*TO BE DONE*:
Repeat all of the records verbatim.

(Data records)
────────
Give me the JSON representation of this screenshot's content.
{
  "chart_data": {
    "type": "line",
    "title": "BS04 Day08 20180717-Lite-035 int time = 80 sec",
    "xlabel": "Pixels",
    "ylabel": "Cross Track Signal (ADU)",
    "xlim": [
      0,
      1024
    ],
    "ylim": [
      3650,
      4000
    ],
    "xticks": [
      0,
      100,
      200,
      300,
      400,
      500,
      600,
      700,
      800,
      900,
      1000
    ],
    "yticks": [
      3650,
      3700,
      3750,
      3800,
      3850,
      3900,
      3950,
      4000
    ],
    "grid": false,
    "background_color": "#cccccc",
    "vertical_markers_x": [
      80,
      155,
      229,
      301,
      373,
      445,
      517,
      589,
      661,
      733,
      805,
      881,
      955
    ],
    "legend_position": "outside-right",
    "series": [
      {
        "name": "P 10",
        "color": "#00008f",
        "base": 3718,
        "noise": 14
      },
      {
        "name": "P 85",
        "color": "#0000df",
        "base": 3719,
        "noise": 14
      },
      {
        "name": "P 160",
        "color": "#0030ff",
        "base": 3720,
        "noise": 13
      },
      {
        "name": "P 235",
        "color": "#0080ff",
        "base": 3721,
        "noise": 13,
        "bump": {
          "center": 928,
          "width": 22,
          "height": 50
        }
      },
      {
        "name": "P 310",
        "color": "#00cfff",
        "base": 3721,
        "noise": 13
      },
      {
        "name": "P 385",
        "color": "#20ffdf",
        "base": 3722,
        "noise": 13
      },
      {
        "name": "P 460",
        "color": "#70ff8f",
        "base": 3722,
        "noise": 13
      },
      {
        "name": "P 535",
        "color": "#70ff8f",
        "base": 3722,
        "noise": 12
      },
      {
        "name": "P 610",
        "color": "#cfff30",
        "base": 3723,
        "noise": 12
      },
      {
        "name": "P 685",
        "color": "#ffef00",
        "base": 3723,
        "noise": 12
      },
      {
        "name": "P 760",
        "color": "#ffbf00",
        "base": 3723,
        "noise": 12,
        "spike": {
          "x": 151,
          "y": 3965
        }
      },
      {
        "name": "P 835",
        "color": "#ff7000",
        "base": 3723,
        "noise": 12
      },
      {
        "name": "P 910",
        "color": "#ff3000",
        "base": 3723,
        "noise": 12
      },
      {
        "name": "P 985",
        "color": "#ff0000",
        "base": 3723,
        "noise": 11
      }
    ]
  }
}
────────
*COMPLETED TASK*:
Give me the JSON representation of this screenshot's content.
{
  "chart_data": {
    "type": "line",
    "title": "BS04 Day08 20180717-Lite-035 int time = 80 sec",
    "xlabel": "Pixels",
    "ylabel": "Cross Track Signal (ADU)",
    "xlim": [
      0,
      1024
    ],
    "ylim": [
      3650,
      4000
    ],
    "xticks": [
      0,
      100,
      200,
      300,
      400,
      500,
      600,
      700,
      800,
      900,
      1000
    ],
    "yticks": [
      3650,
      3700,
      3750,
      3800,
      3850,
      3900,
      3950,
      4000
    ],
    "grid": false,
    "background_color": "#cccccc",
    "vertical_markers_x": [
      80,
      155,
      229,
      301,
      373,
      445,
      517,
      589,
      661,
      733,
      805,
      881,
      955
    ],
    "legend_position": "outside-right",
    "series": [
      {
        "name": "P 10",
        "color": "#00008f",
        "base": 3718,
        "noise": 14
      },
      {
        "name": "P 85",
        "color": "#0000df",
        "base": 3719,
        "noise": 14
      },
      {
        "name": "P 160",
        "color": "#0030ff",
        "base": 3720,
        "noise": 13
      },
      {
        "name": "P 235",
        "color": "#0080ff",
        "base": 3721,
        "noise": 13,
        "bump": {
          "center": 928,
          "width": 22,
          "height": 50
        }
      },
      {
        "name": "P 310",
        "color": "#00cfff",
        "base": 3721,
        "noise": 13
      },
      {
        "name": "P 385",
        "color": "#20ffdf",
        "base": 3722,
        "noise": 13
      },
      {
        "name": "P 460",
        "color": "#70ff8f",
        "base": 3722,
        "noise": 13
      },
      {
        "name": "P 535",
        "color": "#70ff8f",
        "base": 3722,
        "noise": 12
      },
      {
        "name": "P 610",
        "color": "#cfff30",
        "base": 3723,
        "noise": 12
      },
      {
        "name": "P 685",
        "color": "#ffef00",
        "base": 3723,
        "noise": 12
      },
      {
        "name": "P 760",
        "color": "#ffbf00",
        "base": 3723,
        "noise": 12,
        "spike": {
          "x": 151,
          "y": 3965
        }
      },
      {
        "name": "P 835",
        "color": "#ff7000",
        "base": 3723,
        "noise": 12
      },
      {
        "name": "P 910",
        "color": "#ff3000",
        "base": 3723,
        "noise": 12
      },
      {
        "name": "P 985",
        "color": "#ff0000",
        "base": 3723,
        "noise": 11
      }
    ]
  }
}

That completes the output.